Copy out all lines in the data below containing the string "cloud".

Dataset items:
⟨

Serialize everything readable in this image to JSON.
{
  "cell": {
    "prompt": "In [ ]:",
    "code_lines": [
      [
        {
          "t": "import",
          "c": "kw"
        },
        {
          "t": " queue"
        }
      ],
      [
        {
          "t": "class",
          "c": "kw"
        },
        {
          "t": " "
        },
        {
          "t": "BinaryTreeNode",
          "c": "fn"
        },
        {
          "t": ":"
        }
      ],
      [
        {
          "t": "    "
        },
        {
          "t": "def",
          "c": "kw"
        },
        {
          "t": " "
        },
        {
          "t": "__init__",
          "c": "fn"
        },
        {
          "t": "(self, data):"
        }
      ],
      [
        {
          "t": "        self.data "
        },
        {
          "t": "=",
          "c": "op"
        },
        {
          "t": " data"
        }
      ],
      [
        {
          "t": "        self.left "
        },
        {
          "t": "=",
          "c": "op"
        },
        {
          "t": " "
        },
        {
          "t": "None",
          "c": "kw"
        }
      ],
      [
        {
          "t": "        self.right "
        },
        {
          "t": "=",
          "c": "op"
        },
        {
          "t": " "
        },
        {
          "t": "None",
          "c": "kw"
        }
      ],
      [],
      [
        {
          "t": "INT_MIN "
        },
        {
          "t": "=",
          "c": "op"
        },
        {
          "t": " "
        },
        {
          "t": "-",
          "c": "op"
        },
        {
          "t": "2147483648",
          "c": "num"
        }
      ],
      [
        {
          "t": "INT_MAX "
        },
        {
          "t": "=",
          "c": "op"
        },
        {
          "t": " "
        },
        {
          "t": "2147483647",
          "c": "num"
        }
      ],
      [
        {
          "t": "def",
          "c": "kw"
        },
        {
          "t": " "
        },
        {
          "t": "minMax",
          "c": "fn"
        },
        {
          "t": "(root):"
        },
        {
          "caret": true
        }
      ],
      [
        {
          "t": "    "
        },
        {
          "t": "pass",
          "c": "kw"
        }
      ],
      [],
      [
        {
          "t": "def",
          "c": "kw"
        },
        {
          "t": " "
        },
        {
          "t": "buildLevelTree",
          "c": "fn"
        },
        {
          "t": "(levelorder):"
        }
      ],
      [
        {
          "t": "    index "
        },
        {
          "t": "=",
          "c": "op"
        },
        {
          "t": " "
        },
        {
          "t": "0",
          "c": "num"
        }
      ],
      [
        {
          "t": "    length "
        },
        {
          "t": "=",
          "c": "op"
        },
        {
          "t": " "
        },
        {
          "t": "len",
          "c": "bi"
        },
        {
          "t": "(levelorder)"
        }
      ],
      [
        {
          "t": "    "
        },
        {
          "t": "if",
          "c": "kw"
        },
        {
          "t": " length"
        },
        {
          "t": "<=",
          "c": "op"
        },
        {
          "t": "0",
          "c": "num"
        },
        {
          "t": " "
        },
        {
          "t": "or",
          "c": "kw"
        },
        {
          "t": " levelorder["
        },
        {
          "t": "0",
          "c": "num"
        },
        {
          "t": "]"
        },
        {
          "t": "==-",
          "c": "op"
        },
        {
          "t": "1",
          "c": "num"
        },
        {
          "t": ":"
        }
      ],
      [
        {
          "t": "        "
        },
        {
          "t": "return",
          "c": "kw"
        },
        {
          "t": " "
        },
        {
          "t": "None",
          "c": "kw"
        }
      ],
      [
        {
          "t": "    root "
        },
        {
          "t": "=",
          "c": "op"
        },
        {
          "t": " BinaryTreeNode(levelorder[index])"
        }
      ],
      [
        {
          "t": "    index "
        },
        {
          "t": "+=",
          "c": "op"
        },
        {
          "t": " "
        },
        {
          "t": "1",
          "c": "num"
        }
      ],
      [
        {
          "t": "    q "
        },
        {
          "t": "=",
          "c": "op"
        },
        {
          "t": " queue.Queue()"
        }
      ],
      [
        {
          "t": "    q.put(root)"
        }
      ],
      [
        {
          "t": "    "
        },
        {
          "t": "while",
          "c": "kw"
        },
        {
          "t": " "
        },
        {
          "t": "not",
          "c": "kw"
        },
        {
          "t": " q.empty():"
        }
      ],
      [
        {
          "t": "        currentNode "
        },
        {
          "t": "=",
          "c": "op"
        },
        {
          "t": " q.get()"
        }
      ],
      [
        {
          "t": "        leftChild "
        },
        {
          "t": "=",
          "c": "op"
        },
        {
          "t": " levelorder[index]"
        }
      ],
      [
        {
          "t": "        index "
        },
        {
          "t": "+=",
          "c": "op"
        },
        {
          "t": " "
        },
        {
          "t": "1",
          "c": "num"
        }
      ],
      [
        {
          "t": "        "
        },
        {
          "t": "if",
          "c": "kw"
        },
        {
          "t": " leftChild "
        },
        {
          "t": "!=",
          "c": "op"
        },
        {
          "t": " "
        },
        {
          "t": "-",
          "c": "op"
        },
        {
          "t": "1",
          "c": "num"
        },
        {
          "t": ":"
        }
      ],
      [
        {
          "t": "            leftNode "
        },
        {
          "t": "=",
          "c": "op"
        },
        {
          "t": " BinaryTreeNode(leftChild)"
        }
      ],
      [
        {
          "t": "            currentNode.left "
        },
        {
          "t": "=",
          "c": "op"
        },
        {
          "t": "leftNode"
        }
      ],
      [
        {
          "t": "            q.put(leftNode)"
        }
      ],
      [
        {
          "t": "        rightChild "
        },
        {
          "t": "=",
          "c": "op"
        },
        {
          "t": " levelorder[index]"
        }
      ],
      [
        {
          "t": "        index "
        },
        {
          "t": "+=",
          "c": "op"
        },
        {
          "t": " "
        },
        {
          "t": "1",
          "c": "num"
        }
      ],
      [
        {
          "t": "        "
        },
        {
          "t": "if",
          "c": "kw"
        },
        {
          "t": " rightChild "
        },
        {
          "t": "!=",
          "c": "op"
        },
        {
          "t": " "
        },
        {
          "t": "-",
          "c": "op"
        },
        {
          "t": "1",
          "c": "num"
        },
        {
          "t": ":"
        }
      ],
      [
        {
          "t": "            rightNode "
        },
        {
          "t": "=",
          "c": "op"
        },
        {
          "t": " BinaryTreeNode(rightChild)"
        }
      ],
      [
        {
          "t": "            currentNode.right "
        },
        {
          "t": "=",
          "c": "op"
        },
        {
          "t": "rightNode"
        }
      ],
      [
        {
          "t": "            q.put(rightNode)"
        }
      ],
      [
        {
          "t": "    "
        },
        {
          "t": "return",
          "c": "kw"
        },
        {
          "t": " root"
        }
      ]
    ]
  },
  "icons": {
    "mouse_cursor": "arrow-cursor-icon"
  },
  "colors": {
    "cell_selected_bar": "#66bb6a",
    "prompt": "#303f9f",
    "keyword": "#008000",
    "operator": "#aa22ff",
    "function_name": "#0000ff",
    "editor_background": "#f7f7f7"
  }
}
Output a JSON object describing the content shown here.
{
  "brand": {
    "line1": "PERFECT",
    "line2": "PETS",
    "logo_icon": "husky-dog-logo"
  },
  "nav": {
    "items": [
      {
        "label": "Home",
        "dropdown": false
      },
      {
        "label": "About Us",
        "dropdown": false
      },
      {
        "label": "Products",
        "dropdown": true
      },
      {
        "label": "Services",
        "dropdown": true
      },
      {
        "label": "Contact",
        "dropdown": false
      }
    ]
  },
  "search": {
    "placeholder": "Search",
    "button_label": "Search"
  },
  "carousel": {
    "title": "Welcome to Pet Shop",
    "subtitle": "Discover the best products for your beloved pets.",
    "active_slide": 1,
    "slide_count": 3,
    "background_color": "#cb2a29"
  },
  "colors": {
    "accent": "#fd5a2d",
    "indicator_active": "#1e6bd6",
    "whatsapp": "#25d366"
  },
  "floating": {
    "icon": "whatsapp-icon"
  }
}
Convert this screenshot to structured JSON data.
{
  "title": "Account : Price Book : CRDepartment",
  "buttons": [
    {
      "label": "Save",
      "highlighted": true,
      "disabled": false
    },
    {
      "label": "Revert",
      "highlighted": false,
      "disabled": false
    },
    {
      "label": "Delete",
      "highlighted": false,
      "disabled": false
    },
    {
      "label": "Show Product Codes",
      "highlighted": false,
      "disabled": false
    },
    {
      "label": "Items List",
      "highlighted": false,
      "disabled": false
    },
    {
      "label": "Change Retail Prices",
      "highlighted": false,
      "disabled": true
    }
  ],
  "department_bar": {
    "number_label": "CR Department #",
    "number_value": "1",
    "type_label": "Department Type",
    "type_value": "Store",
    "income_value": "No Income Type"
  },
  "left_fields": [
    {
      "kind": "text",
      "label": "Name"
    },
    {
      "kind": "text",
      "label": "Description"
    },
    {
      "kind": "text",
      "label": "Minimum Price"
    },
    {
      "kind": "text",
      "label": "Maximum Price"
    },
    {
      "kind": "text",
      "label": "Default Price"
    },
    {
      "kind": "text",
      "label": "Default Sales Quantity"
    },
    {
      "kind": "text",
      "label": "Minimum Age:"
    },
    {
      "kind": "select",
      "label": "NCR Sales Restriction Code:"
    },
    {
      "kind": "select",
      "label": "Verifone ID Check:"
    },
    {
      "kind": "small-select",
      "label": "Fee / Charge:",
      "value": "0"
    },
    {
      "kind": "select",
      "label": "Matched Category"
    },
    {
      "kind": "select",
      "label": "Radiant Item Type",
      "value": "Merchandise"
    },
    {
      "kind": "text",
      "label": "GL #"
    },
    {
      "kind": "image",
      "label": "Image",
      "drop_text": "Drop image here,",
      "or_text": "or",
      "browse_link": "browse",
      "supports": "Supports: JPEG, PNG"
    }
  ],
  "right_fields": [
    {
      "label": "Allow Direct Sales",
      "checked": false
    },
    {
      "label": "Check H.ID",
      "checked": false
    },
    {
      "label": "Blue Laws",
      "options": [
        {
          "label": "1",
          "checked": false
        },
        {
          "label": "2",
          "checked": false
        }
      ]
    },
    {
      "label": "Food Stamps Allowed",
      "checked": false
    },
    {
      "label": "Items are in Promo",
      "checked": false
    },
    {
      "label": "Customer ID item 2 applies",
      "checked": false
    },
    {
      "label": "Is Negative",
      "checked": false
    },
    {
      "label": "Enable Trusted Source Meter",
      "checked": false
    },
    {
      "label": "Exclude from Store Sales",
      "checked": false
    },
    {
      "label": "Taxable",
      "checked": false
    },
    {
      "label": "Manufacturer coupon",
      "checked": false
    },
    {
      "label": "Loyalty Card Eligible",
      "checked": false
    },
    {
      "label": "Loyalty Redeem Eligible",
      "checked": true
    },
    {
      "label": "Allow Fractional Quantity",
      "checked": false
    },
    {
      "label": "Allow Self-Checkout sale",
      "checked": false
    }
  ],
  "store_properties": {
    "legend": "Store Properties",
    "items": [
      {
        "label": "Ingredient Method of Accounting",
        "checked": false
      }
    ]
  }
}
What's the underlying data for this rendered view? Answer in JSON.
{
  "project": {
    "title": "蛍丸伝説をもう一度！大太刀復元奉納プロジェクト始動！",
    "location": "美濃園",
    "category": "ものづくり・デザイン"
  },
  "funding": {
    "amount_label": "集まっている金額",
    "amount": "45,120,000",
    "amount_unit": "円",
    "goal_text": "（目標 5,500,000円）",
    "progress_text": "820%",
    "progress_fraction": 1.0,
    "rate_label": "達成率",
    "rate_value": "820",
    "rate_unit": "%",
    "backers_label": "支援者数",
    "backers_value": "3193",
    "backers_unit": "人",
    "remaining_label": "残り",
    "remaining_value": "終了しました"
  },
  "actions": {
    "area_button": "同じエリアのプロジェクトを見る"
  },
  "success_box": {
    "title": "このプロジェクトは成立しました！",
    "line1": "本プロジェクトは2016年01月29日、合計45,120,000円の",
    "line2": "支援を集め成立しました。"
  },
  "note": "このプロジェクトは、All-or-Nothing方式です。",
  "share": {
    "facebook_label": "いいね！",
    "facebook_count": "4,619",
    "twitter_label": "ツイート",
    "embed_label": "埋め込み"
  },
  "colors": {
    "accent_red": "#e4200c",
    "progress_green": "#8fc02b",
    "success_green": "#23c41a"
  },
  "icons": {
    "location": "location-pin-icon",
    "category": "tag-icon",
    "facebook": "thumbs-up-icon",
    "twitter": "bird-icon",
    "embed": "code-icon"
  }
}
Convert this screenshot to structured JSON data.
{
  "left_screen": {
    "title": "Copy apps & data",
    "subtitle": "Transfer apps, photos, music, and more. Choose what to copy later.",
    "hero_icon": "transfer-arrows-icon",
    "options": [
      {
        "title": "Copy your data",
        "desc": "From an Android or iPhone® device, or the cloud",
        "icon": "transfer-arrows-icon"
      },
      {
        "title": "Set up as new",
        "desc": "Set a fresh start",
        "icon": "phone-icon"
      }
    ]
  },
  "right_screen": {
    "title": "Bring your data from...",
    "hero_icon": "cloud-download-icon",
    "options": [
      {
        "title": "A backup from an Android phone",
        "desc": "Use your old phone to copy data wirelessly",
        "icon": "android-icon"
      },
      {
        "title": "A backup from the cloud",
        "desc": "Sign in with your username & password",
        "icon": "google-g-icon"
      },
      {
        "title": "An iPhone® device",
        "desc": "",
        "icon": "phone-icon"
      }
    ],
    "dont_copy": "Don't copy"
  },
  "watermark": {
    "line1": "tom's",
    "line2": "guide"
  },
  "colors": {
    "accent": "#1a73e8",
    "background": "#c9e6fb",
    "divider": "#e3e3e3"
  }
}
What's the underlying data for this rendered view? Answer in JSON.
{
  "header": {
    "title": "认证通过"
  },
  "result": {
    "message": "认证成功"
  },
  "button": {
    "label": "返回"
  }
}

⟩

- **Response to this exercise**:
        "desc": "From an Android or iPhone® device, or the cloud",
    "hero_icon": "cloud-download-icon",
        "title": "A backup from the cloud",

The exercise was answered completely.